Structured figure records:
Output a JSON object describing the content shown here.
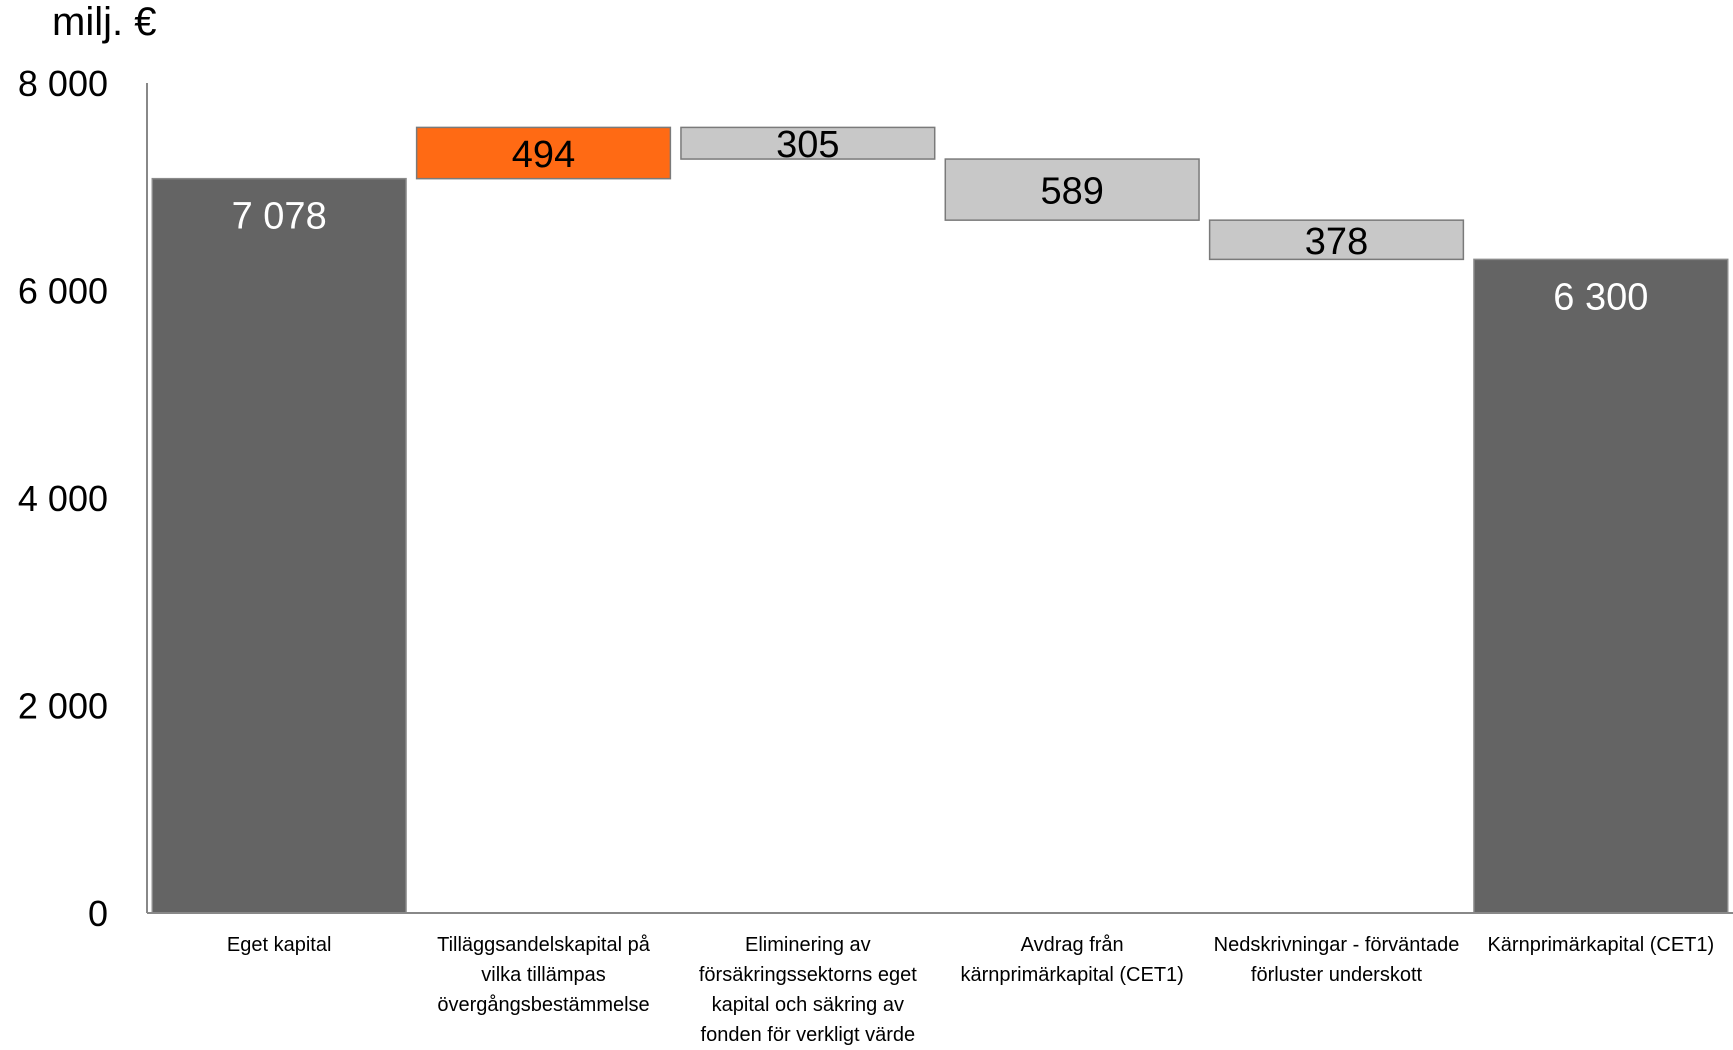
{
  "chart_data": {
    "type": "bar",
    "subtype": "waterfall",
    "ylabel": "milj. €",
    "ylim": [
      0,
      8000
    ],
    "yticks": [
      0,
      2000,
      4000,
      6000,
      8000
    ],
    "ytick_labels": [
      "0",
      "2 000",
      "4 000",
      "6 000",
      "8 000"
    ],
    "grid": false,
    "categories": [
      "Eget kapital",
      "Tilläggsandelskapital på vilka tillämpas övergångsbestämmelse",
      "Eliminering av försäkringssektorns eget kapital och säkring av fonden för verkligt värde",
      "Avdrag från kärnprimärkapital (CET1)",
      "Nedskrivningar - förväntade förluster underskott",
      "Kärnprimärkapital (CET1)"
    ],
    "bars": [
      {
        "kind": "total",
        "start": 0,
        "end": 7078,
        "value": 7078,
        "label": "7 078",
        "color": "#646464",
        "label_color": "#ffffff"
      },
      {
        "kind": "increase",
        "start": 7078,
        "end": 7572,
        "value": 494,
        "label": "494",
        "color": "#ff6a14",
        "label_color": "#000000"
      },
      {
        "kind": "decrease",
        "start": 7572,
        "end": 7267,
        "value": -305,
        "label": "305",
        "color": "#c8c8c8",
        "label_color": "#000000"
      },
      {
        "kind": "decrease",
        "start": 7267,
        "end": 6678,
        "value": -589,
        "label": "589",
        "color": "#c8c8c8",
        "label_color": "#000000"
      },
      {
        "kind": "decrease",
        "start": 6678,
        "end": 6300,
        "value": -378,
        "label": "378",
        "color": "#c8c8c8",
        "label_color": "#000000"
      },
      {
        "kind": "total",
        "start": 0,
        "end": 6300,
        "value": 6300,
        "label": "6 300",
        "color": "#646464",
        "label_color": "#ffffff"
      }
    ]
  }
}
...
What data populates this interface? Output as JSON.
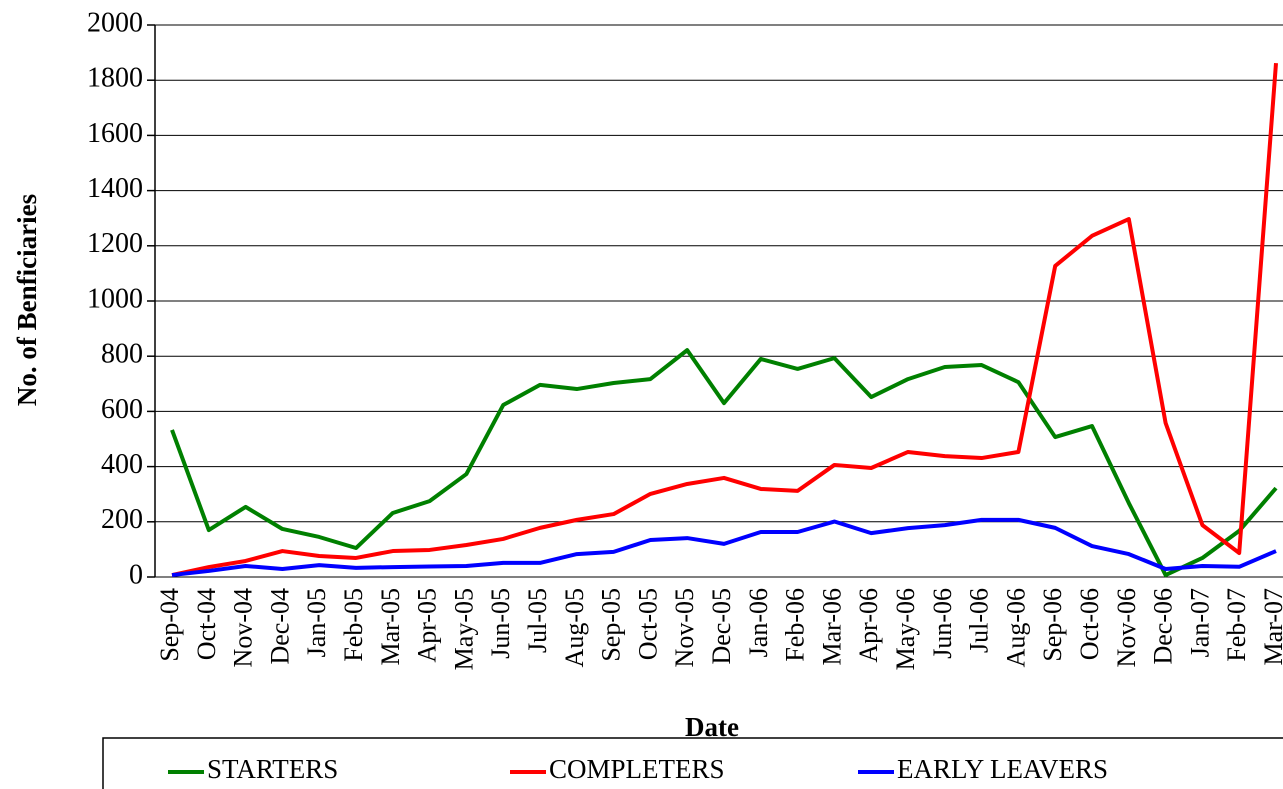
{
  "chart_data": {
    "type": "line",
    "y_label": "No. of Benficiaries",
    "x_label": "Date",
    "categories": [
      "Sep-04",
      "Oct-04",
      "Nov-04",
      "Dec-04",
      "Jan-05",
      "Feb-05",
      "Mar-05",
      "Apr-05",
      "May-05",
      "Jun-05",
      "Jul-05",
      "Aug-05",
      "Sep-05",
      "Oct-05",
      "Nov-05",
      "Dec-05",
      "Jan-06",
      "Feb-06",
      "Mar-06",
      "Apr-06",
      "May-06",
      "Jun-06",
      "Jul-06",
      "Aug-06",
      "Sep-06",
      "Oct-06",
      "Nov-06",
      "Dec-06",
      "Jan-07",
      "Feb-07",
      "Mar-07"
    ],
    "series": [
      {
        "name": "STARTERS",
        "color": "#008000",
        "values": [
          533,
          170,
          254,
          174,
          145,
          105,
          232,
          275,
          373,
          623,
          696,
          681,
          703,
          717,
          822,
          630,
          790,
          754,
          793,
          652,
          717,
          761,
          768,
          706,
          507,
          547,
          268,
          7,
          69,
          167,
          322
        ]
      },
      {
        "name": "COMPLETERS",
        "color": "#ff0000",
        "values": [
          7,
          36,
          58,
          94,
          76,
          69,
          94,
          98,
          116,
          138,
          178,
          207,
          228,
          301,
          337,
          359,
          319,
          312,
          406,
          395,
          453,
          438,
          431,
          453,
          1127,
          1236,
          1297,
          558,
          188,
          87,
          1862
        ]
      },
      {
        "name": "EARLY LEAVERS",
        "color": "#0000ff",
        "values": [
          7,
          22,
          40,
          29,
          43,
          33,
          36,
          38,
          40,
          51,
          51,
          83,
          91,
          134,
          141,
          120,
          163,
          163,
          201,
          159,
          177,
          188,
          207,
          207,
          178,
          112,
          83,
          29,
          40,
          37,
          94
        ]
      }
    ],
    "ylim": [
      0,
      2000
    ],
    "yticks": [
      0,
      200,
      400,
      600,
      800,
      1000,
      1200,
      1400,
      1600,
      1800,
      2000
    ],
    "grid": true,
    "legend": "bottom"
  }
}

Task objective
Check each line above for the string "JSON" and show the ones that have it.

Answer in full
Output a JSON object describing the content shown here.
What data populates this interface? Output as JSON.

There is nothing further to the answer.